DIRECTION: Output all entries verbatim. Skip pictures.

* BEGIN SOURCE MATERIAL *

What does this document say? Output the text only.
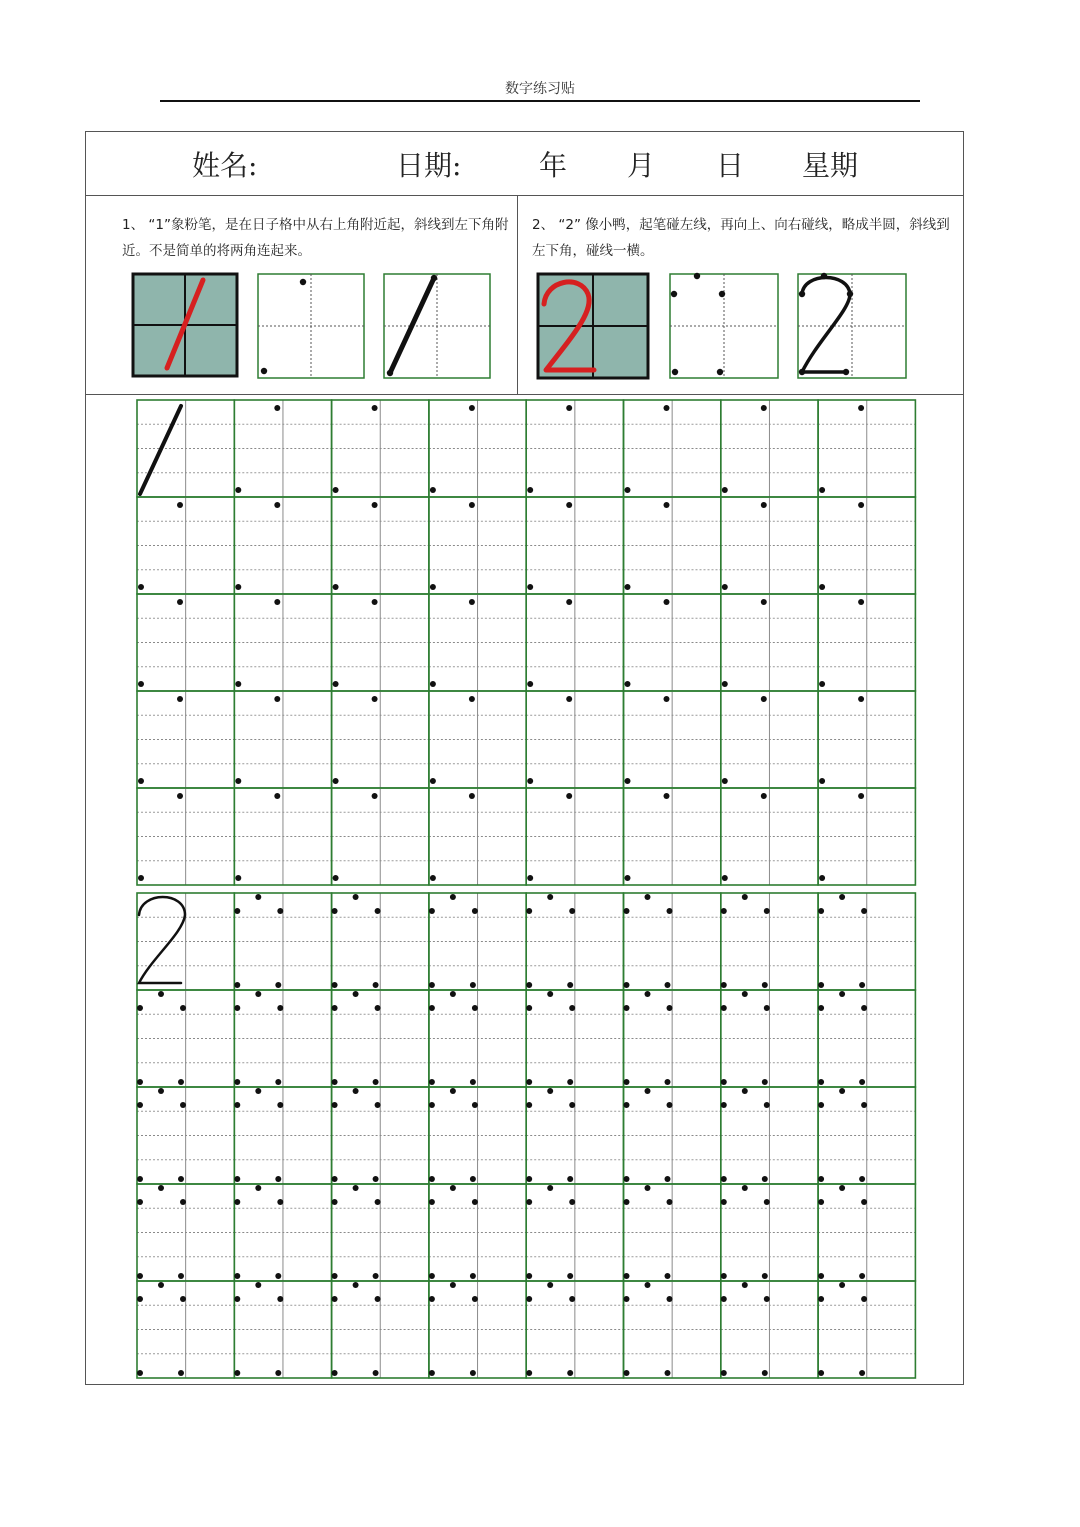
数字练习贴
姓名:	日期:	年 月 日 星期
1、 “1”象粉笔，是在日子格中从右上角附近起，斜线到左下角附近。不是简单的将两角连起来。
2、 “2” 像小鸭，起笔碰左线，再向上、向右碰线，略成半圆，斜线到左下角，碰线一横。
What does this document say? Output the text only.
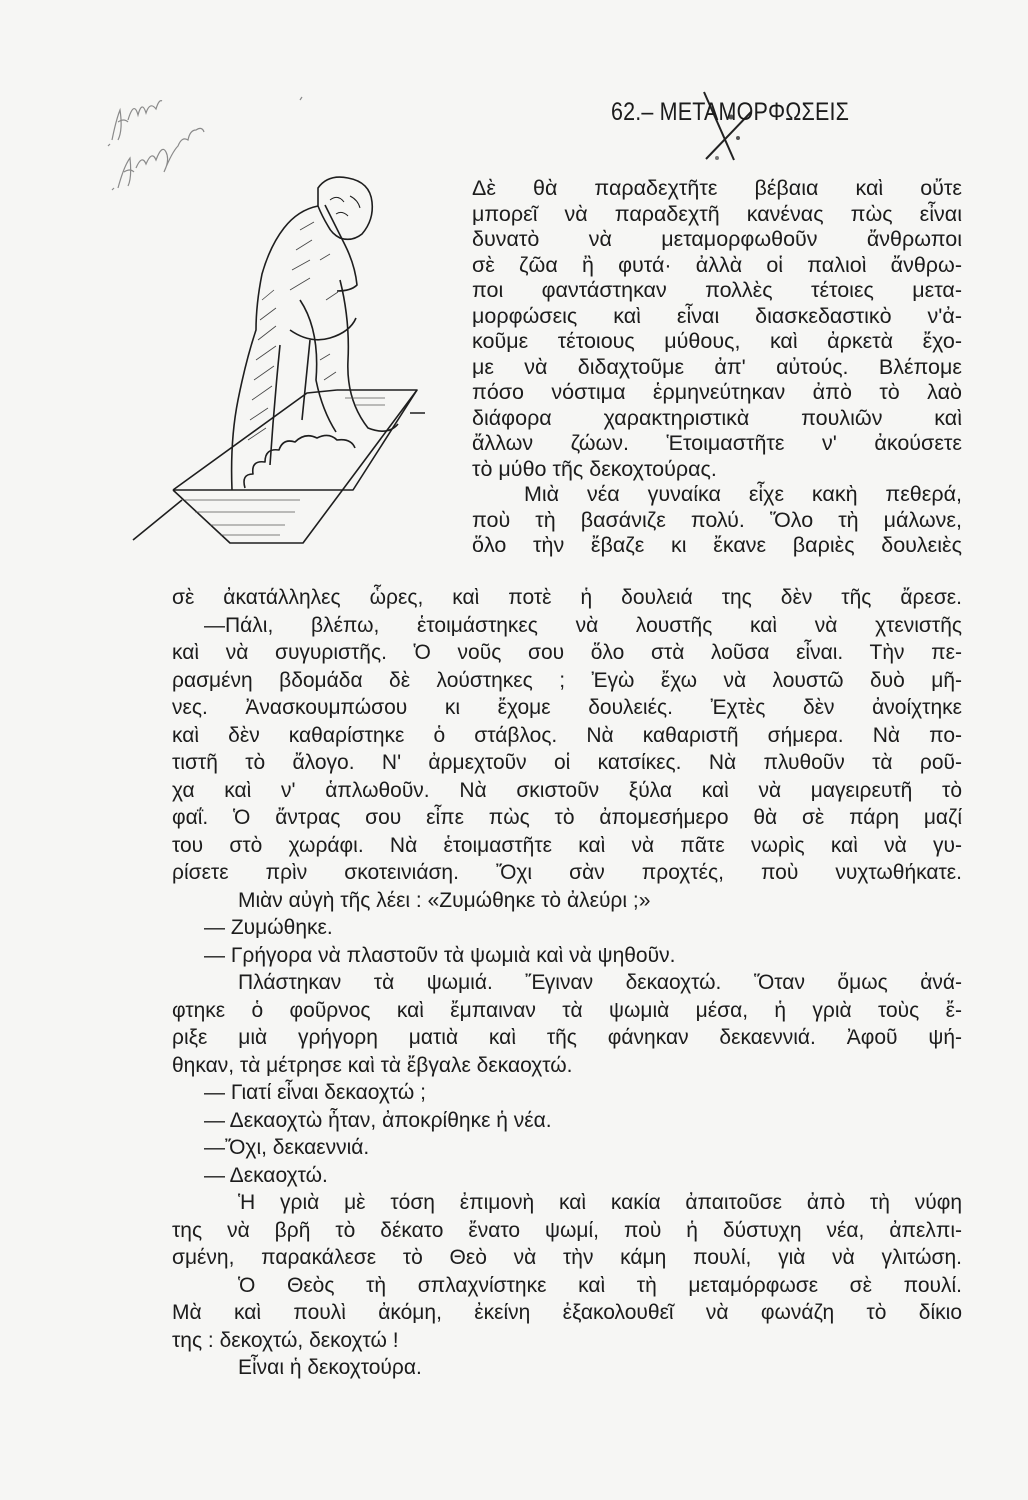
62.– ΜΕΤΑΜΟΡΦΩΣΕΙΣ
Δὲ θὰ παραδεχτῆτε βέβαια καὶ οὔτε
μπορεῖ νὰ παραδεχτῆ κανένας πὼς εἶναι
δυνατὸ νὰ μεταμορφωθοῦν ἄνθρωποι
σὲ ζῶα ἢ φυτά· ἀλλὰ οἱ παλιοὶ ἄνθρω-
ποι φαντάστηκαν πολλὲς τέτοιες μετα-
μορφώσεις καὶ εἶναι διασκεδαστικὸ ν'ἀ-
κοῦμε τέτοιους μύθους, καὶ ἀρκετὰ ἔχο-
με νὰ διδαχτοῦμε ἀπ' αὐτούς. Βλέπομε
πόσο νόστιμα ἑρμηνεύτηκαν ἀπὸ τὸ λαὸ
διάφορα χαρακτηριστικὰ πουλιῶν καὶ
ἄλλων ζώων. Ἑτοιμαστῆτε ν' ἀκούσετε
τὸ μύθο τῆς δεκοχτούρας.
Μιὰ νέα γυναίκα εἶχε κακὴ πεθερά,
ποὺ τὴ βασάνιζε πολύ. Ὅλο τὴ μάλωνε,
ὅλο τὴν ἔβαζε κι ἔκανε βαριὲς δουλειὲς
σὲ ἀκατάλληλες ὧρες, καὶ ποτὲ ἡ δουλειά της δὲν τῆς ἄρεσε.
—Πάλι, βλέπω, ἑτοιμάστηκες νὰ λουστῆς καὶ νὰ χτενιστῆς
καὶ νὰ συγυριστῆς. Ὁ νοῦς σου ὅλο στὰ λοῦσα εἶναι. Τὴν πε-
ρασμένη βδομάδα δὲ λούστηκες ; Ἐγὼ ἔχω νὰ λουστῶ δυὸ μῆ-
νες. Ἀνασκουμπώσου κι ἔχομε δουλειές. Ἐχτὲς δὲν ἀνοίχτηκε
καὶ δὲν καθαρίστηκε ὁ στάβλος. Νὰ καθαριστῆ σήμερα. Νὰ πο-
τιστῆ τὸ ἄλογο. Ν' ἀρμεχτοῦν οἱ κατσίκες. Νὰ πλυθοῦν τὰ ροῦ-
χα καὶ ν' ἁπλωθοῦν. Νὰ σκιστοῦν ξύλα καὶ νὰ μαγειρευτῆ τὸ
φαΐ. Ὁ ἄντρας σου εἶπε πὼς τὸ ἀπομεσήμερο θὰ σὲ πάρη μαζί
του στὸ χωράφι. Νὰ ἑτοιμαστῆτε καὶ νὰ πᾶτε νωρὶς καὶ νὰ γυ-
ρίσετε πρὶν σκοτεινιάση. Ὄχι σὰν προχτές, ποὺ νυχτωθήκατε.
Μιὰν αὐγὴ τῆς λέει : «Ζυμώθηκε τὸ ἀλεύρι ;»
— Ζυμώθηκε.
— Γρήγορα νὰ πλαστοῦν τὰ ψωμιὰ καὶ νὰ ψηθοῦν.
Πλάστηκαν τὰ ψωμιά. Ἔγιναν δεκαοχτώ. Ὅταν ὅμως ἀνά-
φτηκε ὁ φοῦρνος καὶ ἔμπαιναν τὰ ψωμιὰ μέσα, ἡ γριὰ τοὺς ἔ-
ριξε μιὰ γρήγορη ματιὰ καὶ τῆς φάνηκαν δεκαεννιά. Ἀφοῦ ψή-
θηκαν, τὰ μέτρησε καὶ τὰ ἔβγαλε δεκαοχτώ.
— Γιατί εἶναι δεκαοχτώ ;
— Δεκαοχτὼ ἦταν, ἀποκρίθηκε ἡ νέα.
—Ὄχι, δεκαεννιά.
— Δεκαοχτώ.
Ἡ γριὰ μὲ τόση ἐπιμονὴ καὶ κακία ἀπαιτοῦσε ἀπὸ τὴ νύφη
της νὰ βρῆ τὸ δέκατο ἔνατο ψωμί, ποὺ ἡ δύστυχη νέα, ἀπελπι-
σμένη, παρακάλεσε τὸ Θεὸ νὰ τὴν κάμη πουλί, γιὰ νὰ γλιτώση.
Ὁ Θεὸς τὴ σπλαχνίστηκε καὶ τὴ μεταμόρφωσε σὲ πουλί.
Μὰ καὶ πουλὶ ἀκόμη, ἐκείνη ἐξακολουθεῖ νὰ φωνάζη τὸ δίκιο
της : δεκοχτώ, δεκοχτώ !
Εἶναι ἡ δεκοχτούρα.
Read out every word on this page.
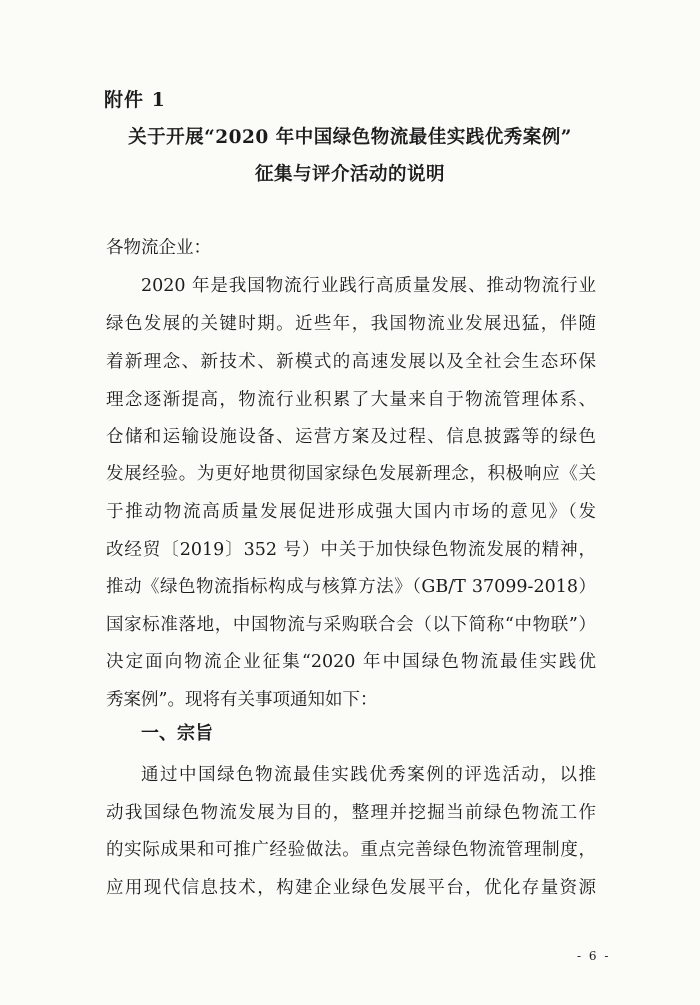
附件 1
关于开展“2020 年中国绿色物流最佳实践优秀案例”
征集与评介活动的说明
各物流企业：
2020 年是我国物流行业践行高质量发展、推动物流行业
绿色发展的关键时期。近些年，我国物流业发展迅猛，伴随
着新理念、新技术、新模式的高速发展以及全社会生态环保
理念逐渐提高，物流行业积累了大量来自于物流管理体系、
仓储和运输设施设备、运营方案及过程、信息披露等的绿色
发展经验。为更好地贯彻国家绿色发展新理念，积极响应《关
于推动物流高质量发展促进形成强大国内市场的意见》（发
改经贸〔2019〕352 号）中关于加快绿色物流发展的精神，
推动《绿色物流指标构成与核算方法》（GB/T 37099-2018）
国家标准落地，中国物流与采购联合会（以下简称“中物联”）
决定面向物流企业征集“2020 年中国绿色物流最佳实践优
秀案例”。现将有关事项通知如下：
一、宗旨
通过中国绿色物流最佳实践优秀案例的评选活动，以推
动我国绿色物流发展为目的，整理并挖掘当前绿色物流工作
的实际成果和可推广经验做法。重点完善绿色物流管理制度，
应用现代信息技术，构建企业绿色发展平台，优化存量资源
- 6 -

* END SOURCE MATERIAL *

SOLUTION TO THIS EXERCISE:
What does this document say? Output the text only.
数字练习贴
姓名:	日期:	年 月 日 星期
1、 “1”象粉笔，是在日子格中从右上角附近起，斜线到左下角附近。不是简单的将两角连起来。
2、 “2” 像小鸭，起笔碰左线，再向上、向右碰线，略成半圆，斜线到左下角，碰线一横。
What does this document say? Output the text only.
62.– ΜΕΤΑΜΟΡΦΩΣΕΙΣ
Δὲ θὰ παραδεχτῆτε βέβαια καὶ οὔτε
μπορεῖ νὰ παραδεχτῆ κανένας πὼς εἶναι
δυνατὸ νὰ μεταμορφωθοῦν ἄνθρωποι
σὲ ζῶα ἢ φυτά· ἀλλὰ οἱ παλιοὶ ἄνθρω-
ποι φαντάστηκαν πολλὲς τέτοιες μετα-
μορφώσεις καὶ εἶναι διασκεδαστικὸ ν'ἀ-
κοῦμε τέτοιους μύθους, καὶ ἀρκετὰ ἔχο-
με νὰ διδαχτοῦμε ἀπ' αὐτούς. Βλέπομε
πόσο νόστιμα ἑρμηνεύτηκαν ἀπὸ τὸ λαὸ
διάφορα χαρακτηριστικὰ πουλιῶν καὶ
ἄλλων ζώων. Ἑτοιμαστῆτε ν' ἀκούσετε
τὸ μύθο τῆς δεκοχτούρας.
Μιὰ νέα γυναίκα εἶχε κακὴ πεθερά,
ποὺ τὴ βασάνιζε πολύ. Ὅλο τὴ μάλωνε,
ὅλο τὴν ἔβαζε κι ἔκανε βαριὲς δουλειὲς
σὲ ἀκατάλληλες ὧρες, καὶ ποτὲ ἡ δουλειά της δὲν τῆς ἄρεσε.
—Πάλι, βλέπω, ἑτοιμάστηκες νὰ λουστῆς καὶ νὰ χτενιστῆς
καὶ νὰ συγυριστῆς. Ὁ νοῦς σου ὅλο στὰ λοῦσα εἶναι. Τὴν πε-
ρασμένη βδομάδα δὲ λούστηκες ; Ἐγὼ ἔχω νὰ λουστῶ δυὸ μῆ-
νες. Ἀνασκουμπώσου κι ἔχομε δουλειές. Ἐχτὲς δὲν ἀνοίχτηκε
καὶ δὲν καθαρίστηκε ὁ στάβλος. Νὰ καθαριστῆ σήμερα. Νὰ πο-
τιστῆ τὸ ἄλογο. Ν' ἀρμεχτοῦν οἱ κατσίκες. Νὰ πλυθοῦν τὰ ροῦ-
χα καὶ ν' ἁπλωθοῦν. Νὰ σκιστοῦν ξύλα καὶ νὰ μαγειρευτῆ τὸ
φαΐ. Ὁ ἄντρας σου εἶπε πὼς τὸ ἀπομεσήμερο θὰ σὲ πάρη μαζί
του στὸ χωράφι. Νὰ ἑτοιμαστῆτε καὶ νὰ πᾶτε νωρὶς καὶ νὰ γυ-
ρίσετε πρὶν σκοτεινιάση. Ὄχι σὰν προχτές, ποὺ νυχτωθήκατε.
Μιὰν αὐγὴ τῆς λέει : «Ζυμώθηκε τὸ ἀλεύρι ;»
— Ζυμώθηκε.
— Γρήγορα νὰ πλαστοῦν τὰ ψωμιὰ καὶ νὰ ψηθοῦν.
Πλάστηκαν τὰ ψωμιά. Ἔγιναν δεκαοχτώ. Ὅταν ὅμως ἀνά-
φτηκε ὁ φοῦρνος καὶ ἔμπαιναν τὰ ψωμιὰ μέσα, ἡ γριὰ τοὺς ἔ-
ριξε μιὰ γρήγορη ματιὰ καὶ τῆς φάνηκαν δεκαεννιά. Ἀφοῦ ψή-
θηκαν, τὰ μέτρησε καὶ τὰ ἔβγαλε δεκαοχτώ.
— Γιατί εἶναι δεκαοχτώ ;
— Δεκαοχτὼ ἦταν, ἀποκρίθηκε ἡ νέα.
—Ὄχι, δεκαεννιά.
— Δεκαοχτώ.
Ἡ γριὰ μὲ τόση ἐπιμονὴ καὶ κακία ἀπαιτοῦσε ἀπὸ τὴ νύφη
της νὰ βρῆ τὸ δέκατο ἔνατο ψωμί, ποὺ ἡ δύστυχη νέα, ἀπελπι-
σμένη, παρακάλεσε τὸ Θεὸ νὰ τὴν κάμη πουλί, γιὰ νὰ γλιτώση.
Ὁ Θεὸς τὴ σπλαχνίστηκε καὶ τὴ μεταμόρφωσε σὲ πουλί.
Μὰ καὶ πουλὶ ἀκόμη, ἐκείνη ἐξακολουθεῖ νὰ φωνάζη τὸ δίκιο
της : δεκοχτώ, δεκοχτώ !
Εἶναι ἡ δεκοχτούρα.
Read out every word on this page.
附件 1
关于开展“2020 年中国绿色物流最佳实践优秀案例”
征集与评介活动的说明
各物流企业：
2020 年是我国物流行业践行高质量发展、推动物流行业
绿色发展的关键时期。近些年，我国物流业发展迅猛，伴随
着新理念、新技术、新模式的高速发展以及全社会生态环保
理念逐渐提高，物流行业积累了大量来自于物流管理体系、
仓储和运输设施设备、运营方案及过程、信息披露等的绿色
发展经验。为更好地贯彻国家绿色发展新理念，积极响应《关
于推动物流高质量发展促进形成强大国内市场的意见》（发
改经贸〔2019〕352 号）中关于加快绿色物流发展的精神，
推动《绿色物流指标构成与核算方法》（GB/T 37099-2018）
国家标准落地，中国物流与采购联合会（以下简称“中物联”）
决定面向物流企业征集“2020 年中国绿色物流最佳实践优
秀案例”。现将有关事项通知如下：
一、宗旨
通过中国绿色物流最佳实践优秀案例的评选活动，以推
动我国绿色物流发展为目的，整理并挖掘当前绿色物流工作
的实际成果和可推广经验做法。重点完善绿色物流管理制度，
应用现代信息技术，构建企业绿色发展平台，优化存量资源
- 6 -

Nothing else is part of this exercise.